Raw records
************

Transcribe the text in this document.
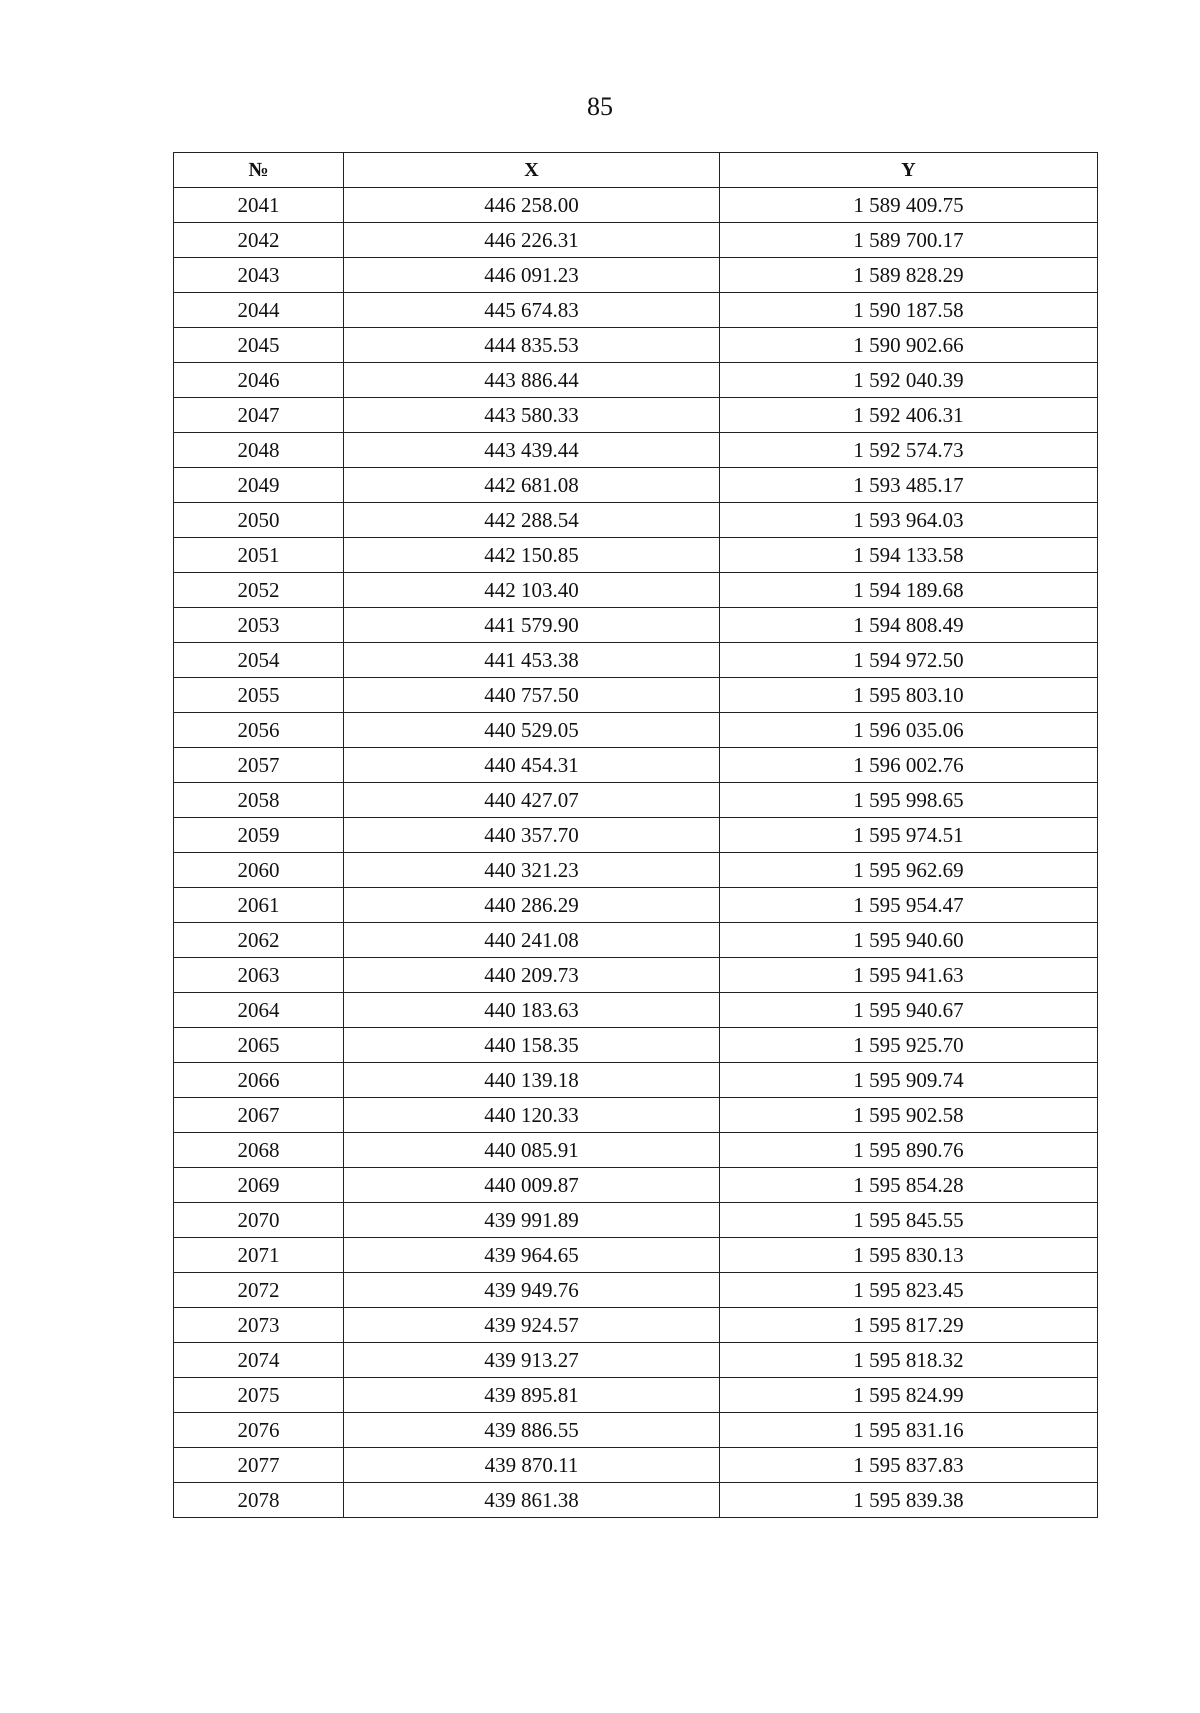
85
№	X	Y
2041	446 258.00	1 589 409.75
2042	446 226.31	1 589 700.17
2043	446 091.23	1 589 828.29
2044	445 674.83	1 590 187.58
2045	444 835.53	1 590 902.66
2046	443 886.44	1 592 040.39
2047	443 580.33	1 592 406.31
2048	443 439.44	1 592 574.73
2049	442 681.08	1 593 485.17
2050	442 288.54	1 593 964.03
2051	442 150.85	1 594 133.58
2052	442 103.40	1 594 189.68
2053	441 579.90	1 594 808.49
2054	441 453.38	1 594 972.50
2055	440 757.50	1 595 803.10
2056	440 529.05	1 596 035.06
2057	440 454.31	1 596 002.76
2058	440 427.07	1 595 998.65
2059	440 357.70	1 595 974.51
2060	440 321.23	1 595 962.69
2061	440 286.29	1 595 954.47
2062	440 241.08	1 595 940.60
2063	440 209.73	1 595 941.63
2064	440 183.63	1 595 940.67
2065	440 158.35	1 595 925.70
2066	440 139.18	1 595 909.74
2067	440 120.33	1 595 902.58
2068	440 085.91	1 595 890.76
2069	440 009.87	1 595 854.28
2070	439 991.89	1 595 845.55
2071	439 964.65	1 595 830.13
2072	439 949.76	1 595 823.45
2073	439 924.57	1 595 817.29
2074	439 913.27	1 595 818.32
2075	439 895.81	1 595 824.99
2076	439 886.55	1 595 831.16
2077	439 870.11	1 595 837.83
2078	439 861.38	1 595 839.38
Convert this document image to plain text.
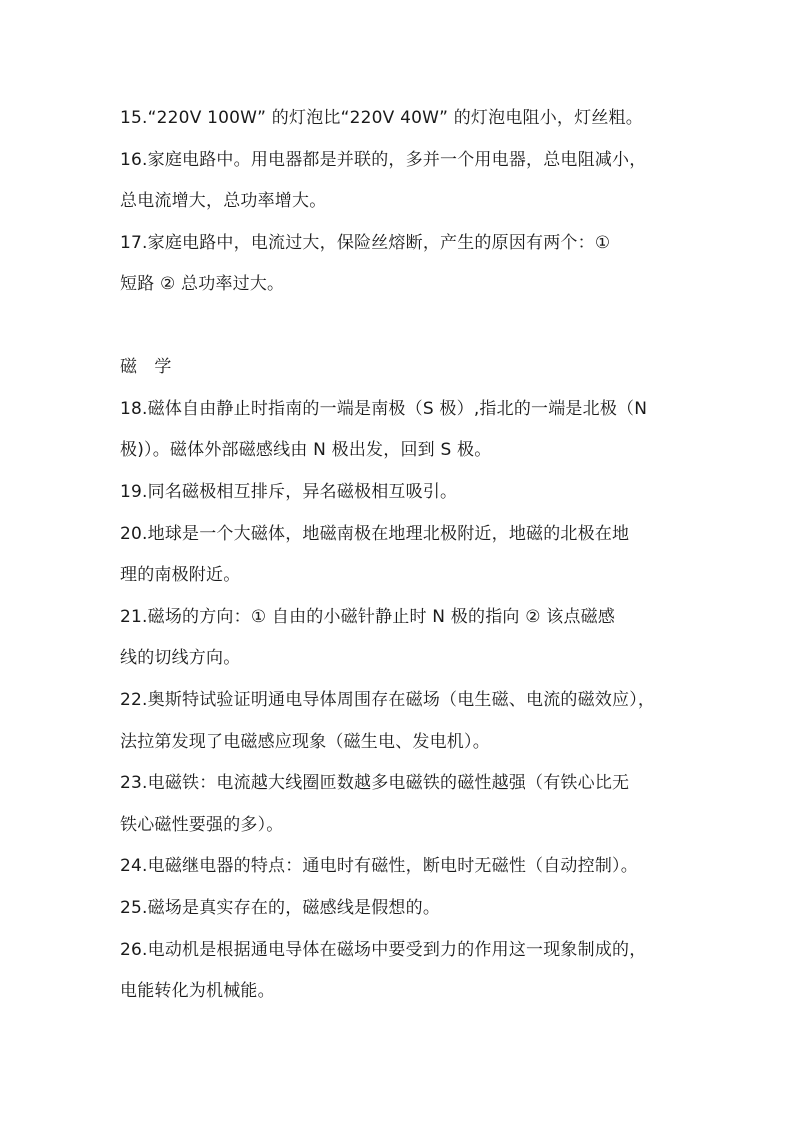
15.“220V 100W” 的灯泡比“220V 40W” 的灯泡电阻小，灯丝粗。
16.家庭电路中。用电器都是并联的，多并一个用电器，总电阻减小，
总电流增大，总功率增大。
17.家庭电路中，电流过大，保险丝熔断，产生的原因有两个：①
短路 ② 总功率过大。
磁 学
18.磁体自由静止时指南的一端是南极（S 极）,指北的一端是北极（N
极)）。磁体外部磁感线由 N 极出发，回到 S 极。
19.同名磁极相互排斥，异名磁极相互吸引。
20.地球是一个大磁体，地磁南极在地理北极附近，地磁的北极在地
理的南极附近。
21.磁场的方向：① 自由的小磁针静止时 N 极的指向 ② 该点磁感
线的切线方向。
22.奥斯特试验证明通电导体周围存在磁场（电生磁、电流的磁效应），
法拉第发现了电磁感应现象（磁生电、发电机）。
23.电磁铁：电流越大线圈匝数越多电磁铁的磁性越强（有铁心比无
铁心磁性要强的多）。
24.电磁继电器的特点：通电时有磁性，断电时无磁性（自动控制）。
25.磁场是真实存在的，磁感线是假想的。
26.电动机是根据通电导体在磁场中要受到力的作用这一现象制成的，
电能转化为机械能。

************

AIM
Output each line exactly; omit every picture.

WORKED ANSWER
Transcribe the text in this document.
85
№	X	Y
2041	446 258.00	1 589 409.75
2042	446 226.31	1 589 700.17
2043	446 091.23	1 589 828.29
2044	445 674.83	1 590 187.58
2045	444 835.53	1 590 902.66
2046	443 886.44	1 592 040.39
2047	443 580.33	1 592 406.31
2048	443 439.44	1 592 574.73
2049	442 681.08	1 593 485.17
2050	442 288.54	1 593 964.03
2051	442 150.85	1 594 133.58
2052	442 103.40	1 594 189.68
2053	441 579.90	1 594 808.49
2054	441 453.38	1 594 972.50
2055	440 757.50	1 595 803.10
2056	440 529.05	1 596 035.06
2057	440 454.31	1 596 002.76
2058	440 427.07	1 595 998.65
2059	440 357.70	1 595 974.51
2060	440 321.23	1 595 962.69
2061	440 286.29	1 595 954.47
2062	440 241.08	1 595 940.60
2063	440 209.73	1 595 941.63
2064	440 183.63	1 595 940.67
2065	440 158.35	1 595 925.70
2066	440 139.18	1 595 909.74
2067	440 120.33	1 595 902.58
2068	440 085.91	1 595 890.76
2069	440 009.87	1 595 854.28
2070	439 991.89	1 595 845.55
2071	439 964.65	1 595 830.13
2072	439 949.76	1 595 823.45
2073	439 924.57	1 595 817.29
2074	439 913.27	1 595 818.32
2075	439 895.81	1 595 824.99
2076	439 886.55	1 595 831.16
2077	439 870.11	1 595 837.83
2078	439 861.38	1 595 839.38
Convert this document image to plain text.
15.“220V 100W” 的灯泡比“220V 40W” 的灯泡电阻小，灯丝粗。
16.家庭电路中。用电器都是并联的，多并一个用电器，总电阻减小，
总电流增大，总功率增大。
17.家庭电路中，电流过大，保险丝熔断，产生的原因有两个：①
短路 ② 总功率过大。
磁 学
18.磁体自由静止时指南的一端是南极（S 极）,指北的一端是北极（N
极)）。磁体外部磁感线由 N 极出发，回到 S 极。
19.同名磁极相互排斥，异名磁极相互吸引。
20.地球是一个大磁体，地磁南极在地理北极附近，地磁的北极在地
理的南极附近。
21.磁场的方向：① 自由的小磁针静止时 N 极的指向 ② 该点磁感
线的切线方向。
22.奥斯特试验证明通电导体周围存在磁场（电生磁、电流的磁效应），
法拉第发现了电磁感应现象（磁生电、发电机）。
23.电磁铁：电流越大线圈匝数越多电磁铁的磁性越强（有铁心比无
铁心磁性要强的多）。
24.电磁继电器的特点：通电时有磁性，断电时无磁性（自动控制）。
25.磁场是真实存在的，磁感线是假想的。
26.电动机是根据通电导体在磁场中要受到力的作用这一现象制成的，
电能转化为机械能。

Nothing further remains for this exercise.